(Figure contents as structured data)
* * *
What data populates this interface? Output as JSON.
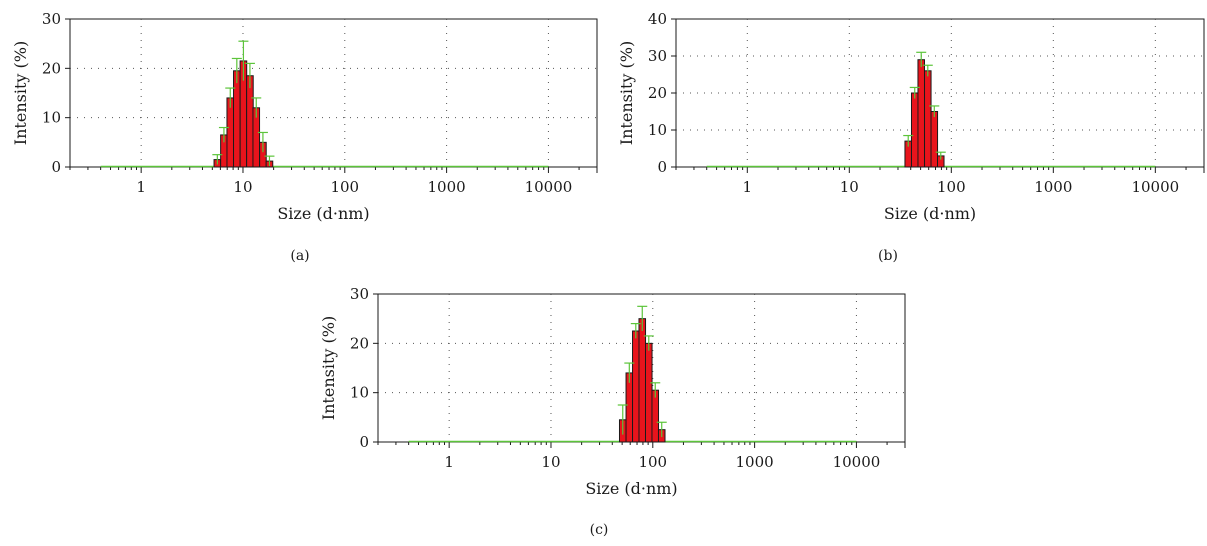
{
  "chart_data": [
    {
      "type": "bar",
      "panel_label": "(a)",
      "xlabel": "Size (d·nm)",
      "ylabel": "Intensity (%)",
      "xscale": "log",
      "xlim": [
        0.2,
        30000
      ],
      "ylim": [
        0,
        30
      ],
      "yticks": [
        0,
        10,
        20,
        30
      ],
      "xticks": [
        1,
        10,
        100,
        1000,
        10000
      ],
      "xtick_labels": [
        "1",
        "10",
        "100",
        "1000",
        "10000"
      ],
      "grid": true,
      "colors": {
        "bar": "#e8141c",
        "bar_edge": "#1a1a1a",
        "error": "#5cc43a",
        "baseline": "#5cc43a"
      },
      "baseline_range": [
        0.4,
        10000
      ],
      "x": [
        5.6,
        6.5,
        7.5,
        8.7,
        10.1,
        11.7,
        13.5,
        15.7,
        18.2
      ],
      "values": [
        1.5,
        6.5,
        14.0,
        19.5,
        21.5,
        18.5,
        12.0,
        5.0,
        1.2
      ],
      "errors": [
        1.0,
        1.5,
        2.0,
        2.5,
        4.0,
        2.5,
        2.0,
        2.0,
        1.0
      ]
    },
    {
      "type": "bar",
      "panel_label": "(b)",
      "xlabel": "Size (d·nm)",
      "ylabel": "Intensity (%)",
      "xscale": "log",
      "xlim": [
        0.2,
        30000
      ],
      "ylim": [
        0,
        40
      ],
      "yticks": [
        0,
        10,
        20,
        30,
        40
      ],
      "xticks": [
        1,
        10,
        100,
        1000,
        10000
      ],
      "xtick_labels": [
        "1",
        "10",
        "100",
        "1000",
        "10000"
      ],
      "grid": true,
      "colors": {
        "bar": "#e8141c",
        "bar_edge": "#1a1a1a",
        "error": "#5cc43a",
        "baseline": "#5cc43a"
      },
      "baseline_range": [
        0.4,
        10000
      ],
      "x": [
        37.8,
        43.8,
        50.7,
        58.8,
        68.1,
        78.8
      ],
      "values": [
        7.0,
        20.0,
        29.0,
        26.0,
        15.0,
        3.0
      ],
      "errors": [
        1.5,
        1.5,
        2.0,
        1.5,
        1.5,
        1.0
      ]
    },
    {
      "type": "bar",
      "panel_label": "(c)",
      "xlabel": "Size (d·nm)",
      "ylabel": "Intensity (%)",
      "xscale": "log",
      "xlim": [
        0.2,
        30000
      ],
      "ylim": [
        0,
        30
      ],
      "yticks": [
        0,
        10,
        20,
        30
      ],
      "xticks": [
        1,
        10,
        100,
        1000,
        10000
      ],
      "xtick_labels": [
        "1",
        "10",
        "100",
        "1000",
        "10000"
      ],
      "grid": true,
      "colors": {
        "bar": "#e8141c",
        "bar_edge": "#1a1a1a",
        "error": "#5cc43a",
        "baseline": "#5cc43a"
      },
      "baseline_range": [
        0.4,
        10000
      ],
      "x": [
        50.7,
        58.8,
        68.1,
        78.8,
        91.3,
        105.7,
        122.4
      ],
      "values": [
        4.5,
        14.0,
        22.5,
        25.0,
        20.0,
        10.5,
        2.5
      ],
      "errors": [
        3.0,
        2.0,
        1.5,
        2.5,
        1.5,
        1.5,
        1.5
      ]
    }
  ]
}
* * *
Nothing in the entries should change as you copy them, except that the pictures are left out.

What data populates this interface? Output as JSON.
{
  "chart_data": [
    {
      "type": "bar",
      "panel_label": "(a)",
      "xlabel": "Size (d·nm)",
      "ylabel": "Intensity (%)",
      "xscale": "log",
      "xlim": [
        0.2,
        30000
      ],
      "ylim": [
        0,
        30
      ],
      "yticks": [
        0,
        10,
        20,
        30
      ],
      "xticks": [
        1,
        10,
        100,
        1000,
        10000
      ],
      "xtick_labels": [
        "1",
        "10",
        "100",
        "1000",
        "10000"
      ],
      "grid": true,
      "colors": {
        "bar": "#e8141c",
        "bar_edge": "#1a1a1a",
        "error": "#5cc43a",
        "baseline": "#5cc43a"
      },
      "baseline_range": [
        0.4,
        10000
      ],
      "x": [
        5.6,
        6.5,
        7.5,
        8.7,
        10.1,
        11.7,
        13.5,
        15.7,
        18.2
      ],
      "values": [
        1.5,
        6.5,
        14.0,
        19.5,
        21.5,
        18.5,
        12.0,
        5.0,
        1.2
      ],
      "errors": [
        1.0,
        1.5,
        2.0,
        2.5,
        4.0,
        2.5,
        2.0,
        2.0,
        1.0
      ]
    },
    {
      "type": "bar",
      "panel_label": "(b)",
      "xlabel": "Size (d·nm)",
      "ylabel": "Intensity (%)",
      "xscale": "log",
      "xlim": [
        0.2,
        30000
      ],
      "ylim": [
        0,
        40
      ],
      "yticks": [
        0,
        10,
        20,
        30,
        40
      ],
      "xticks": [
        1,
        10,
        100,
        1000,
        10000
      ],
      "xtick_labels": [
        "1",
        "10",
        "100",
        "1000",
        "10000"
      ],
      "grid": true,
      "colors": {
        "bar": "#e8141c",
        "bar_edge": "#1a1a1a",
        "error": "#5cc43a",
        "baseline": "#5cc43a"
      },
      "baseline_range": [
        0.4,
        10000
      ],
      "x": [
        37.8,
        43.8,
        50.7,
        58.8,
        68.1,
        78.8
      ],
      "values": [
        7.0,
        20.0,
        29.0,
        26.0,
        15.0,
        3.0
      ],
      "errors": [
        1.5,
        1.5,
        2.0,
        1.5,
        1.5,
        1.0
      ]
    },
    {
      "type": "bar",
      "panel_label": "(c)",
      "xlabel": "Size (d·nm)",
      "ylabel": "Intensity (%)",
      "xscale": "log",
      "xlim": [
        0.2,
        30000
      ],
      "ylim": [
        0,
        30
      ],
      "yticks": [
        0,
        10,
        20,
        30
      ],
      "xticks": [
        1,
        10,
        100,
        1000,
        10000
      ],
      "xtick_labels": [
        "1",
        "10",
        "100",
        "1000",
        "10000"
      ],
      "grid": true,
      "colors": {
        "bar": "#e8141c",
        "bar_edge": "#1a1a1a",
        "error": "#5cc43a",
        "baseline": "#5cc43a"
      },
      "baseline_range": [
        0.4,
        10000
      ],
      "x": [
        50.7,
        58.8,
        68.1,
        78.8,
        91.3,
        105.7,
        122.4
      ],
      "values": [
        4.5,
        14.0,
        22.5,
        25.0,
        20.0,
        10.5,
        2.5
      ],
      "errors": [
        3.0,
        2.0,
        1.5,
        2.5,
        1.5,
        1.5,
        1.5
      ]
    }
  ]
}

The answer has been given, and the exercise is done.